Reproduce the material below word for word, everything from its first line down to the line containing "- brace-down: [113, 505, 1000, 601]", both included.

» Extracted data entries:
========================================================================
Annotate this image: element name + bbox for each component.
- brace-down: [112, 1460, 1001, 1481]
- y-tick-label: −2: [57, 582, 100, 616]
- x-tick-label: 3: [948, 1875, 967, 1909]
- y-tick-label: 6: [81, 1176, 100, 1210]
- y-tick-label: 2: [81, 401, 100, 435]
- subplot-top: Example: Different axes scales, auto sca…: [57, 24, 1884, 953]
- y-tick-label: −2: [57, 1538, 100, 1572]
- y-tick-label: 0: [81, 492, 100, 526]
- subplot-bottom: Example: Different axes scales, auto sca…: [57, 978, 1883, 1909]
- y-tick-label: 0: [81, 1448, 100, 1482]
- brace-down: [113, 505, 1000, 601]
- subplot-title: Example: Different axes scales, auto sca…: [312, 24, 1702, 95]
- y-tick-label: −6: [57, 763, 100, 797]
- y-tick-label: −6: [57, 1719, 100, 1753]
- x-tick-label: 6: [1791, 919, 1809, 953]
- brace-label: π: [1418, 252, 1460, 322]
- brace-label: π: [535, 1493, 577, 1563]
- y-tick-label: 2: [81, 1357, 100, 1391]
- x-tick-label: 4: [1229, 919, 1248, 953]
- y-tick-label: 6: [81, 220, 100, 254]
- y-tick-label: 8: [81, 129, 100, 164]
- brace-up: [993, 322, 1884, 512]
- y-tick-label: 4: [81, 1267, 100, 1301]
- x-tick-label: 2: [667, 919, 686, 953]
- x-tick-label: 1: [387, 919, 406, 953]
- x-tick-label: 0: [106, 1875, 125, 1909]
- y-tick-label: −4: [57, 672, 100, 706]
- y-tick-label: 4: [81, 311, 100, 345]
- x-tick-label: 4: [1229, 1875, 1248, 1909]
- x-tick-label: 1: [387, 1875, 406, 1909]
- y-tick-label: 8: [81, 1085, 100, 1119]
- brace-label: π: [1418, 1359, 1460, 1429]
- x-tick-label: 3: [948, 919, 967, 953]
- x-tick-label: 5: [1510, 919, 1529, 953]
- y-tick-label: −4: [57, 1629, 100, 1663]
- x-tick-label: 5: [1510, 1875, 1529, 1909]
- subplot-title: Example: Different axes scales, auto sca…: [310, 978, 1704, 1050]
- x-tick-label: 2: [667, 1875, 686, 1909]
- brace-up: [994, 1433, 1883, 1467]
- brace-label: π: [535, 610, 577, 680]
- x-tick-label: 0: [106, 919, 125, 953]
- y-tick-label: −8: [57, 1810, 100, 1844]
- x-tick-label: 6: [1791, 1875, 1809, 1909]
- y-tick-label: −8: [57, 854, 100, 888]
========================================================================
» Right answer:
Annotate this image: element name + bbox for each component.
- brace-down: [112, 1460, 1001, 1481]
- y-tick-label: −2: [57, 582, 100, 616]
- x-tick-label: 3: [948, 1875, 967, 1909]
- y-tick-label: 6: [81, 1176, 100, 1210]
- y-tick-label: 2: [81, 401, 100, 435]
- subplot-top: Example: Different axes scales, auto sca…: [57, 24, 1884, 953]
- y-tick-label: −2: [57, 1538, 100, 1572]
- y-tick-label: 0: [81, 492, 100, 526]
- subplot-bottom: Example: Different axes scales, auto sca…: [57, 978, 1883, 1909]
- y-tick-label: 0: [81, 1448, 100, 1482]
- brace-down: [113, 505, 1000, 601]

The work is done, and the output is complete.